→ TO BE DONE
Provide only the number of lines in the listing that contain the string "lower".

→ EXTRACTED RECORDS
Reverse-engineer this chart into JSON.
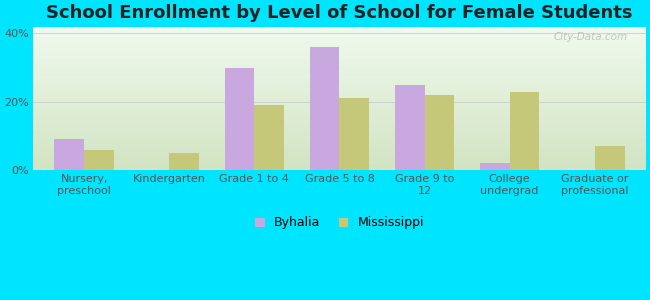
{
  "title": "School Enrollment by Level of School for Female Students",
  "categories": [
    "Nursery,\npreschool",
    "Kindergarten",
    "Grade 1 to 4",
    "Grade 5 to 8",
    "Grade 9 to\n12",
    "College\nundergrad",
    "Graduate or\nprofessional"
  ],
  "byhalia": [
    9,
    0,
    30,
    36,
    25,
    2,
    0
  ],
  "mississippi": [
    6,
    5,
    19,
    21,
    22,
    23,
    7
  ],
  "byhalia_color": "#c8a8df",
  "mississippi_color": "#c5c878",
  "ylim": [
    0,
    42
  ],
  "yticks": [
    0,
    20,
    40
  ],
  "ytick_labels": [
    "0%",
    "20%",
    "40%"
  ],
  "background_color": "#00e5ff",
  "legend_labels": [
    "Byhalia",
    "Mississippi"
  ],
  "bar_width": 0.35,
  "watermark": "City-Data.com",
  "title_fontsize": 13,
  "tick_fontsize": 8
}
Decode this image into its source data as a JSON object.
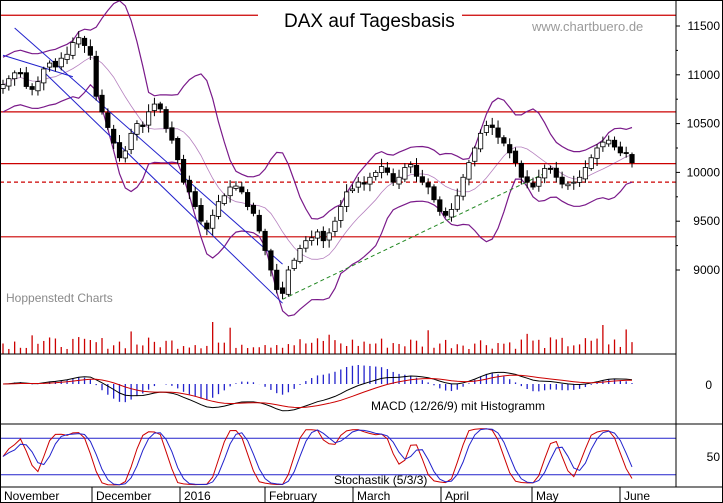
{
  "chart_data": {
    "type": "candlestick",
    "title": "DAX auf Tagesbasis",
    "watermark": "www.chartbuero.de",
    "source_note": "Hoppenstedt Charts",
    "x_labels": [
      "November",
      "December",
      "2016",
      "February",
      "March",
      "April",
      "May",
      "June"
    ],
    "y_ticks": [
      9000,
      9500,
      10000,
      10500,
      11000,
      11500
    ],
    "ylim": [
      8450,
      11700
    ],
    "horizontal_levels": [
      {
        "value": 11610,
        "style": "solid",
        "color": "#cc0000"
      },
      {
        "value": 10620,
        "style": "solid",
        "color": "#cc0000"
      },
      {
        "value": 10090,
        "style": "solid",
        "color": "#cc0000"
      },
      {
        "value": 9900,
        "style": "dashed",
        "color": "#cc0000"
      },
      {
        "value": 9340,
        "style": "solid",
        "color": "#cc0000"
      }
    ],
    "daily_close": [
      10900,
      10960,
      11020,
      11010,
      10880,
      10850,
      10930,
      11060,
      11120,
      11080,
      11170,
      11210,
      11330,
      11380,
      11300,
      11200,
      10780,
      10620,
      10460,
      10300,
      10150,
      10220,
      10400,
      10500,
      10470,
      10620,
      10700,
      10650,
      10450,
      10330,
      10130,
      9900,
      9800,
      9650,
      9500,
      9420,
      9560,
      9700,
      9760,
      9850,
      9860,
      9800,
      9650,
      9580,
      9400,
      9200,
      9000,
      8800,
      8760,
      9000,
      9100,
      9220,
      9300,
      9330,
      9390,
      9300,
      9380,
      9500,
      9650,
      9800,
      9830,
      9900,
      9880,
      9950,
      10000,
      10060,
      10000,
      9900,
      9950,
      10050,
      10080,
      9960,
      9900,
      9850,
      9720,
      9600,
      9560,
      9620,
      9760,
      9950,
      10100,
      10250,
      10400,
      10480,
      10460,
      10360,
      10300,
      10200,
      10100,
      9950,
      9900,
      9850,
      9950,
      10040,
      10030,
      9950,
      9880,
      9880,
      9900,
      9950,
      10050,
      10150,
      10250,
      10310,
      10330,
      10260,
      10200,
      10200,
      10100
    ],
    "bollinger_note": "upper and lower bands in purple around 20-day average",
    "trendlines": [
      {
        "name": "descending channel upper",
        "color": "#2222cc",
        "from": {
          "day": 2,
          "value": 11480
        },
        "to": {
          "day": 48,
          "value": 9060
        }
      },
      {
        "name": "descending channel lower",
        "color": "#2222cc",
        "from": {
          "day": 7,
          "value": 11030
        },
        "to": {
          "day": 48,
          "value": 8660
        }
      },
      {
        "name": "upper channel line",
        "color": "#2222cc",
        "from": {
          "day": 0,
          "value": 11200
        },
        "to": {
          "day": 12,
          "value": 10980
        }
      },
      {
        "name": "rising support",
        "color": "#228822",
        "style": "dashed",
        "from": {
          "day": 48,
          "value": 8700
        },
        "to": {
          "day": 93,
          "value": 9990
        }
      }
    ],
    "panels": [
      {
        "name": "volume",
        "color": "#cc0000"
      },
      {
        "name": "macd",
        "label": "MACD (12/26/9) mit Histogramm",
        "zero_tick": "0",
        "lines": [
          "MACD",
          "Signal"
        ],
        "histogram_color": "#2222cc"
      },
      {
        "name": "stochastic",
        "label": "Stochastik (5/3/3)",
        "tick": "50",
        "levels": [
          80,
          20
        ]
      }
    ],
    "colors": {
      "up_candle": "#ffffff",
      "down_candle": "#000000",
      "bands": "#7a1a8a",
      "level_lines": "#cc0000",
      "channel": "#2222cc",
      "support": "#228822",
      "macd_line": "#000000",
      "signal_line": "#cc0000",
      "stoch_k": "#cc0000",
      "stoch_d": "#2222cc"
    }
  }
}
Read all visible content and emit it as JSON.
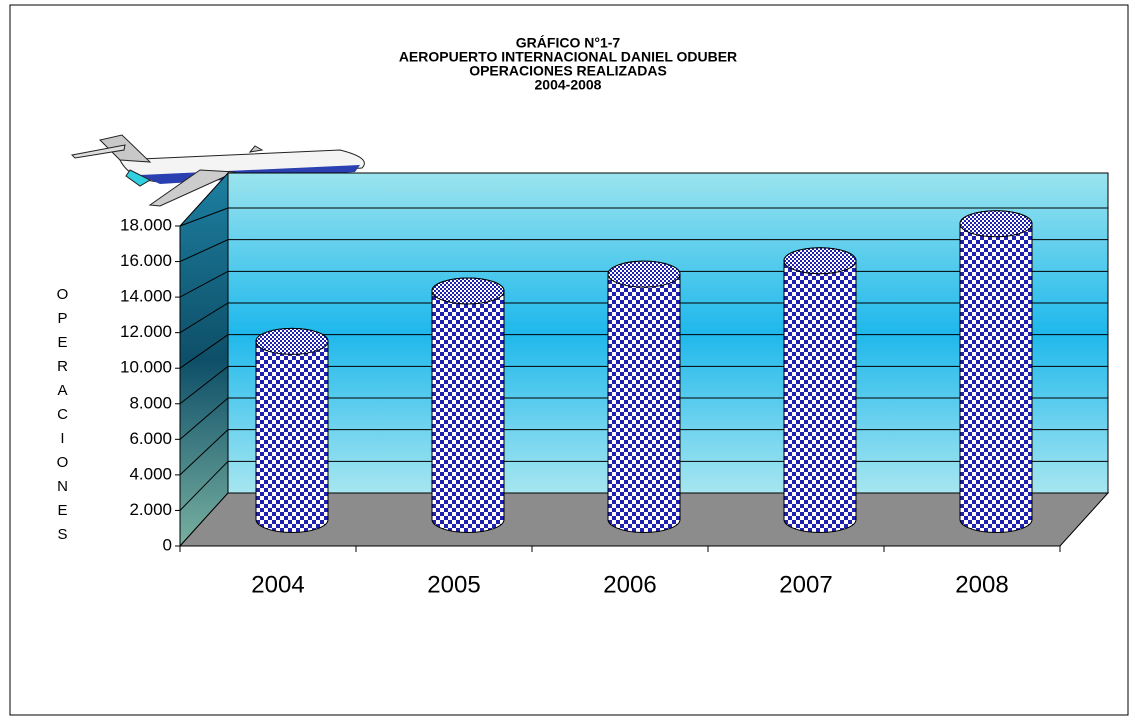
{
  "chart_data": {
    "type": "bar",
    "title": [
      "GRÁFICO N°1-7",
      "AEROPUERTO INTERNACIONAL  DANIEL ODUBER",
      "OPERACIONES REALIZADAS",
      "2004-2008"
    ],
    "y_label": "OPERACIONES",
    "categories": [
      "2004",
      "2005",
      "2006",
      "2007",
      "2008"
    ],
    "values": [
      10600,
      13600,
      14600,
      15400,
      17600
    ],
    "color": "#1a1aa8",
    "ylim": [
      0,
      18000
    ],
    "yticks": [
      0,
      {
        "value": 2000,
        "label": "2.000"
      },
      {
        "value": 4000,
        "label": "4.000"
      },
      {
        "value": 6000,
        "label": "6.000"
      },
      {
        "value": 8000,
        "label": "8.000"
      },
      {
        "value": 10000,
        "label": "10.000"
      },
      {
        "value": 12000,
        "label": "12.000"
      },
      {
        "value": 14000,
        "label": "14.000"
      },
      {
        "value": 16000,
        "label": "16.000"
      },
      {
        "value": 18000,
        "label": "18.000"
      }
    ],
    "grid": true
  }
}
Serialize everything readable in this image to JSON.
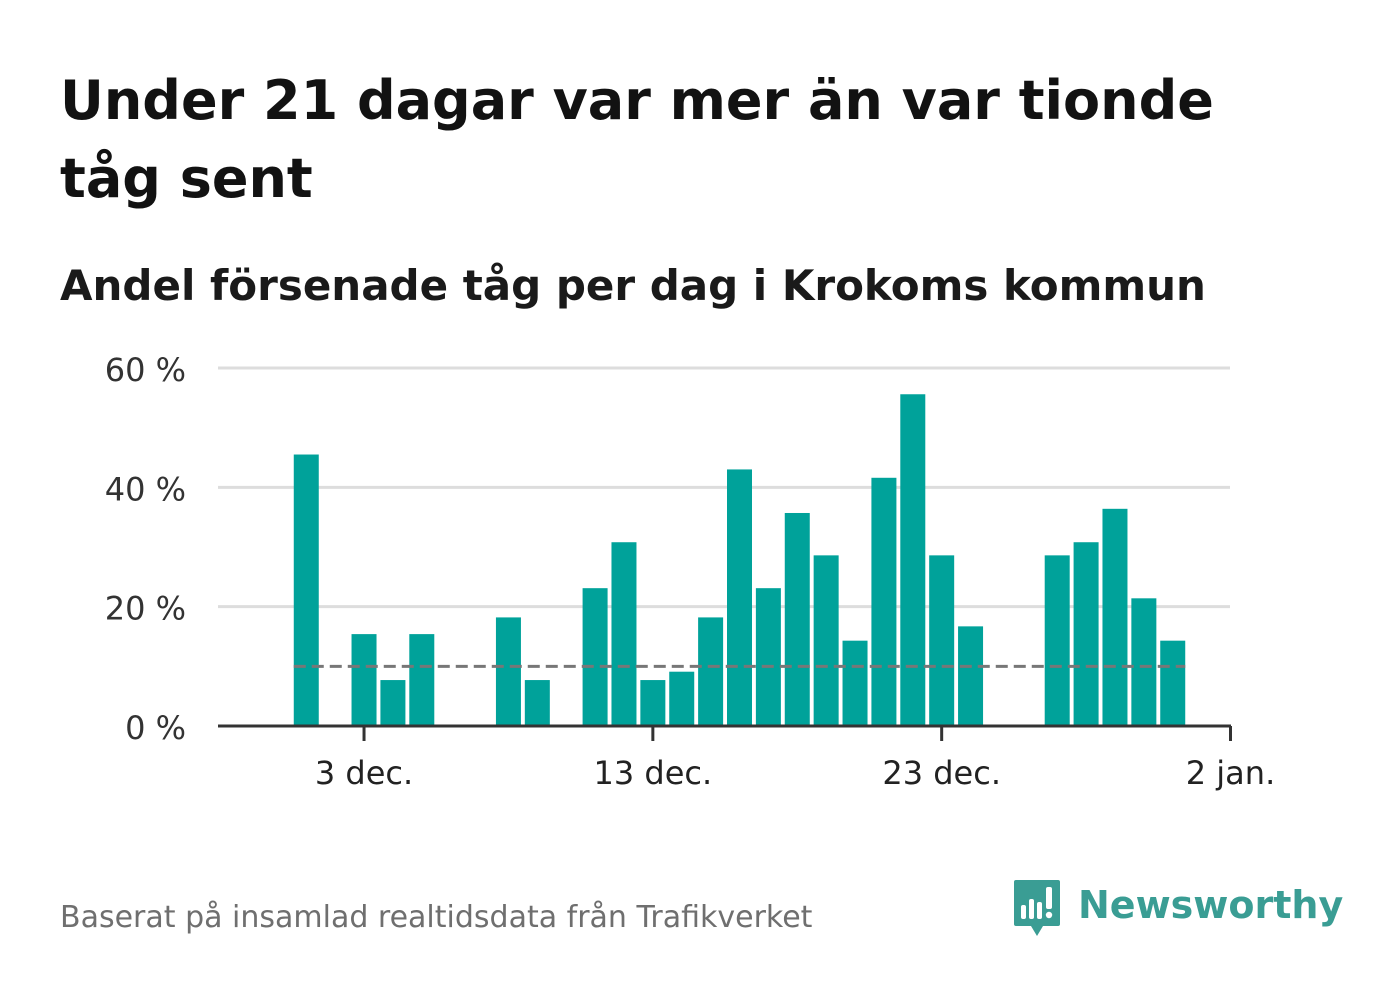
{
  "title": "Under 21 dagar var mer än var tionde tåg sent",
  "subtitle": "Andel försenade tåg per dag i Krokoms kommun",
  "footer": {
    "source": "Baserat på insamlad realtidsdata från Trafikverket",
    "brand": "Newsworthy"
  },
  "colors": {
    "bar": "#00a29a",
    "grid": "#dddddd",
    "axis": "#333333",
    "reference_line": "#777777",
    "brand": "#3a9d94"
  },
  "icons": {
    "brand_logo": "newsworthy-logo-icon"
  },
  "chart_data": {
    "type": "bar",
    "title": "Andel försenade tåg per dag i Krokoms kommun",
    "xlabel": "",
    "ylabel": "",
    "x_range": [
      "2023-11-29",
      "2024-01-02"
    ],
    "ylim": [
      0,
      60
    ],
    "y_ticks": [
      0,
      20,
      40,
      60
    ],
    "y_tick_labels": [
      "0 %",
      "20 %",
      "40 %",
      "60 %"
    ],
    "x_ticks": [
      "2023-12-03",
      "2023-12-13",
      "2023-12-23",
      "2024-01-02"
    ],
    "x_tick_labels": [
      "3 dec.",
      "13 dec.",
      "23 dec.",
      "2 jan."
    ],
    "grid": true,
    "reference_line": {
      "value": 10,
      "style": "dashed"
    },
    "dates": [
      "2023-12-01",
      "2023-12-02",
      "2023-12-03",
      "2023-12-04",
      "2023-12-05",
      "2023-12-06",
      "2023-12-07",
      "2023-12-08",
      "2023-12-09",
      "2023-12-10",
      "2023-12-11",
      "2023-12-12",
      "2023-12-13",
      "2023-12-14",
      "2023-12-15",
      "2023-12-16",
      "2023-12-17",
      "2023-12-18",
      "2023-12-19",
      "2023-12-20",
      "2023-12-21",
      "2023-12-22",
      "2023-12-23",
      "2023-12-24",
      "2023-12-25",
      "2023-12-26",
      "2023-12-27",
      "2023-12-28",
      "2023-12-29",
      "2023-12-30",
      "2023-12-31"
    ],
    "values": [
      45.5,
      0,
      15.4,
      7.7,
      15.4,
      0,
      0,
      18.2,
      7.7,
      0,
      23.1,
      30.8,
      7.7,
      9.1,
      18.2,
      43.0,
      23.1,
      35.7,
      28.6,
      14.3,
      41.6,
      55.6,
      28.6,
      16.7,
      0,
      0,
      28.6,
      30.8,
      36.4,
      21.4,
      14.3
    ]
  }
}
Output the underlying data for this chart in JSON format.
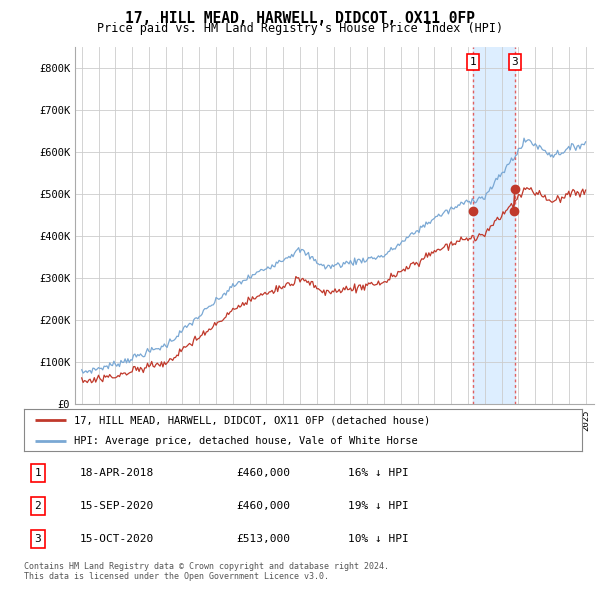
{
  "title": "17, HILL MEAD, HARWELL, DIDCOT, OX11 0FP",
  "subtitle": "Price paid vs. HM Land Registry's House Price Index (HPI)",
  "ylim": [
    0,
    850000
  ],
  "yticks": [
    0,
    100000,
    200000,
    300000,
    400000,
    500000,
    600000,
    700000,
    800000
  ],
  "ytick_labels": [
    "£0",
    "£100K",
    "£200K",
    "£300K",
    "£400K",
    "£500K",
    "£600K",
    "£700K",
    "£800K"
  ],
  "hpi_color": "#7aa8d4",
  "price_color": "#c0392b",
  "vline_color": "#e06060",
  "shade_color": "#ddeeff",
  "transactions": [
    {
      "label": "1",
      "date": 2018.29,
      "price": 460000
    },
    {
      "label": "2",
      "date": 2020.71,
      "price": 460000
    },
    {
      "label": "3",
      "date": 2020.79,
      "price": 513000
    }
  ],
  "show_label_at_top": [
    true,
    false,
    true
  ],
  "legend_entries": [
    "17, HILL MEAD, HARWELL, DIDCOT, OX11 0FP (detached house)",
    "HPI: Average price, detached house, Vale of White Horse"
  ],
  "table_rows": [
    {
      "num": "1",
      "date": "18-APR-2018",
      "price": "£460,000",
      "hpi": "16% ↓ HPI"
    },
    {
      "num": "2",
      "date": "15-SEP-2020",
      "price": "£460,000",
      "hpi": "19% ↓ HPI"
    },
    {
      "num": "3",
      "date": "15-OCT-2020",
      "price": "£513,000",
      "hpi": "10% ↓ HPI"
    }
  ],
  "footnote": "Contains HM Land Registry data © Crown copyright and database right 2024.\nThis data is licensed under the Open Government Licence v3.0.",
  "background_color": "#ffffff",
  "grid_color": "#cccccc"
}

→ CORRECT RESULT
2